Excerpted passage:
BEGIN
Sha1-Hulud Malware Reemerges, Infiltrates Over 800 npm Packages and Thousands of GitHub Repos

Sha1-Hulud Malware Resurgence: Over 800 npm Packages and Thousands of GitHub Repositories Compromised

A significant resurgence of the Sha1-Hulud malware has recently impacted the open-source software community, compromising more than 800 npm packages and tens of thousands of GitHub repositories. This latest campaign, referred to by attackers as The Second Coming, has targeted prominent dependencies from organizations such as AsyncAPI, Postman, PostHog, Zapier, and ENS, collectively affecting approximately 132 million monthly downloads.

Evolution of the Attack

The Sha1-Hulud malware has evolved to employ the Bun runtime environment, a strategy that helps it evade traditional detection mechanisms. Notably, this variant introduces a destructive fallback mechanism capable of wiping victim data if certain conditions are not met.

The attack sequence begins with a file named `setup_bun.js`, which installs the Bun runtime to execute the primary malicious payload contained in `bun_environment.js`. This approach allows the malware to operate outside the standard Node.js execution path, often bypassing static analysis tools.
END
Information given:
BEGIN
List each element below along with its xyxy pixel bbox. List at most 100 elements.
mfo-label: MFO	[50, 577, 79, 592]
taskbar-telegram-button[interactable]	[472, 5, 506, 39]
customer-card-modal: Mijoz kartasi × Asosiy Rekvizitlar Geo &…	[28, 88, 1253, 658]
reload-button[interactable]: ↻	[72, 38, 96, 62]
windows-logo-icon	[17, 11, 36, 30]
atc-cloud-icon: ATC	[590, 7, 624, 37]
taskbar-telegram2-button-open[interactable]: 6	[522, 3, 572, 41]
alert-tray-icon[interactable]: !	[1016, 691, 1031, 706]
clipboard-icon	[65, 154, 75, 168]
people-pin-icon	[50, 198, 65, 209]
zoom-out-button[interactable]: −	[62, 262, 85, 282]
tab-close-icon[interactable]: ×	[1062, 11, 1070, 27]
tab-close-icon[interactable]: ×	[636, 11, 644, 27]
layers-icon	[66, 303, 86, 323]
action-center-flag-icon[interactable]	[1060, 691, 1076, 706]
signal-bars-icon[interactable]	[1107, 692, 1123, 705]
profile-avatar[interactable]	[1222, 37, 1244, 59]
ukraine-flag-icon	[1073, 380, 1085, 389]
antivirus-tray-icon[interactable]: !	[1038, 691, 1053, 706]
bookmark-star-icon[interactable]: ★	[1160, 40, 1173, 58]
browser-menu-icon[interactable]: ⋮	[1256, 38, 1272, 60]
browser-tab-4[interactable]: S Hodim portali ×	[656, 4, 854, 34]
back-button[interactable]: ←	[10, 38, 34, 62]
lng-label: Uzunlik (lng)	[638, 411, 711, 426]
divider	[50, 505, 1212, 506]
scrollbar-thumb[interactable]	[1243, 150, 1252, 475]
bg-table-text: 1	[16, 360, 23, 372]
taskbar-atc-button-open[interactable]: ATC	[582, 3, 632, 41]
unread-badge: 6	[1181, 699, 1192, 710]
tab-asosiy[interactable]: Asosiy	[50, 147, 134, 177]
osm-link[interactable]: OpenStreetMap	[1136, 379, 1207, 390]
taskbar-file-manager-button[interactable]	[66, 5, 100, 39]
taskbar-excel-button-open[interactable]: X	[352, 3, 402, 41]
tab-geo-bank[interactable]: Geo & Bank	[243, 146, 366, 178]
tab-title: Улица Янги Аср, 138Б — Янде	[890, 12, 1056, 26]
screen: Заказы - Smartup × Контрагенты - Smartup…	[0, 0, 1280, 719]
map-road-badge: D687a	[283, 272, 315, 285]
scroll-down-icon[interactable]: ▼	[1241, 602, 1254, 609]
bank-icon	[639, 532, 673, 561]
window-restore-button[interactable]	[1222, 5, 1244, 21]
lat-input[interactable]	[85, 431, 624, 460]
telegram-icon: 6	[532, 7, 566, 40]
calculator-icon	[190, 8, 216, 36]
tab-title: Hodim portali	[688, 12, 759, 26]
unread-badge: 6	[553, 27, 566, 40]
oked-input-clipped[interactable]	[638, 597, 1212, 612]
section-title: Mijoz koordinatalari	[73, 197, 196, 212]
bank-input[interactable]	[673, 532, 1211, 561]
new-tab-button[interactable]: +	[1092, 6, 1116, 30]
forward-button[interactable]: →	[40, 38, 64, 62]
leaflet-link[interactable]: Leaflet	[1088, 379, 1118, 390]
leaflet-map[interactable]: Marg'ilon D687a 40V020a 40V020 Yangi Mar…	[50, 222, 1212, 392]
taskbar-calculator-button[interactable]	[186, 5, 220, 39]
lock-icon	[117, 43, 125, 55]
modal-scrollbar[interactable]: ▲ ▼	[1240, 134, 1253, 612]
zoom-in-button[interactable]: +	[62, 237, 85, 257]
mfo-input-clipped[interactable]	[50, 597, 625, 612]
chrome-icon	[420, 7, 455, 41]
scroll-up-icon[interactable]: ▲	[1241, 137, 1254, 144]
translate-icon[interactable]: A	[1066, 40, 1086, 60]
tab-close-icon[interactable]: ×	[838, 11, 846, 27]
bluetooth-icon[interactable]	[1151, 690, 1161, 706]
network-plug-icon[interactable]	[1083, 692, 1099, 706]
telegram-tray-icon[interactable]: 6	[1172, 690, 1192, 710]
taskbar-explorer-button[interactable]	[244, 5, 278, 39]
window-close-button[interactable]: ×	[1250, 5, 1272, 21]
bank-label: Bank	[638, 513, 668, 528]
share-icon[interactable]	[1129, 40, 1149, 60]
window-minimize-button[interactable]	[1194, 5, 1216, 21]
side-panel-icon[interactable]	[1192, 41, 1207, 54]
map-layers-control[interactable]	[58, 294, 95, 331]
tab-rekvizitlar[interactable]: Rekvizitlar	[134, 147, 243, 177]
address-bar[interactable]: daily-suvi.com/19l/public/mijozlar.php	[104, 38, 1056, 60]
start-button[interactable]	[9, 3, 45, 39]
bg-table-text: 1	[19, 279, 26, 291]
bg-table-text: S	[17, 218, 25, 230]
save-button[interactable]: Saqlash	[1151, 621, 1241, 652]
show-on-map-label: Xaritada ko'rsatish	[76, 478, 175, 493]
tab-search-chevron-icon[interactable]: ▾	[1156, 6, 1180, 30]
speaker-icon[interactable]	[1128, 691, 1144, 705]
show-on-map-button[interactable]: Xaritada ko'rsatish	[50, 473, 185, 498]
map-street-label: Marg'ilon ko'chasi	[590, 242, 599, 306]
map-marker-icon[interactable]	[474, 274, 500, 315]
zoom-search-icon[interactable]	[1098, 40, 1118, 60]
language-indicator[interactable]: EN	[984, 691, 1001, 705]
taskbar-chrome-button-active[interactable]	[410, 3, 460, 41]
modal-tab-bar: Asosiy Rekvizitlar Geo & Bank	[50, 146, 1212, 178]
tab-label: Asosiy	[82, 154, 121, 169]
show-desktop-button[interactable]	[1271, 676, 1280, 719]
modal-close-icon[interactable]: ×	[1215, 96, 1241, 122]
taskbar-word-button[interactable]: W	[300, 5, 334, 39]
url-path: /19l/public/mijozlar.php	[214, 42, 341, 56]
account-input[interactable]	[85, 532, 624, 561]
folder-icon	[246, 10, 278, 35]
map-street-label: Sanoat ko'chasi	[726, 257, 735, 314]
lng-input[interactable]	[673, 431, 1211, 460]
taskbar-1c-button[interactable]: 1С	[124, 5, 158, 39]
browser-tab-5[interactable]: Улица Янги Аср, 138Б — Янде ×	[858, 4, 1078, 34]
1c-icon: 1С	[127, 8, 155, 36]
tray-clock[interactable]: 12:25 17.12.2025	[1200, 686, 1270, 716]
END
Problems to solve:
1 > In the Sha1-Hulud article, what do the attackers call this latest campaign?
2 > Using the Sha1-Hulud article, decide whether each statement agrees with it. Answer yes or no, and quote the deciding words.
(a) The affected dependencies together account for roughly 132 million monthly downloads.
(b) The main payload runs through the standard Node.js execution path.
(c) The new variant can wipe victim data.
3 > Copy the Sha1-Hulud article from "Evolution of the" to "are not met.".

Problem solutions:
1 > The Second Coming

2 >
(a) Yes: "collectively affecting approximately 132 million monthly downloads"
(b) No: "allows the malware to operate outside the standard Node.js execution path"
(c) Yes: "a destructive fallback mechanism capable of wiping victim data if certain conditions are not met"

3 >
Evolution of the Attack

The Sha1-Hulud malware has evolved to employ the Bun runtime environment, a strategy that helps it evade traditional detection mechanisms. Notably, this variant introduces a destructive fallback mechanism capable of wiping victim data if certain conditions are not met.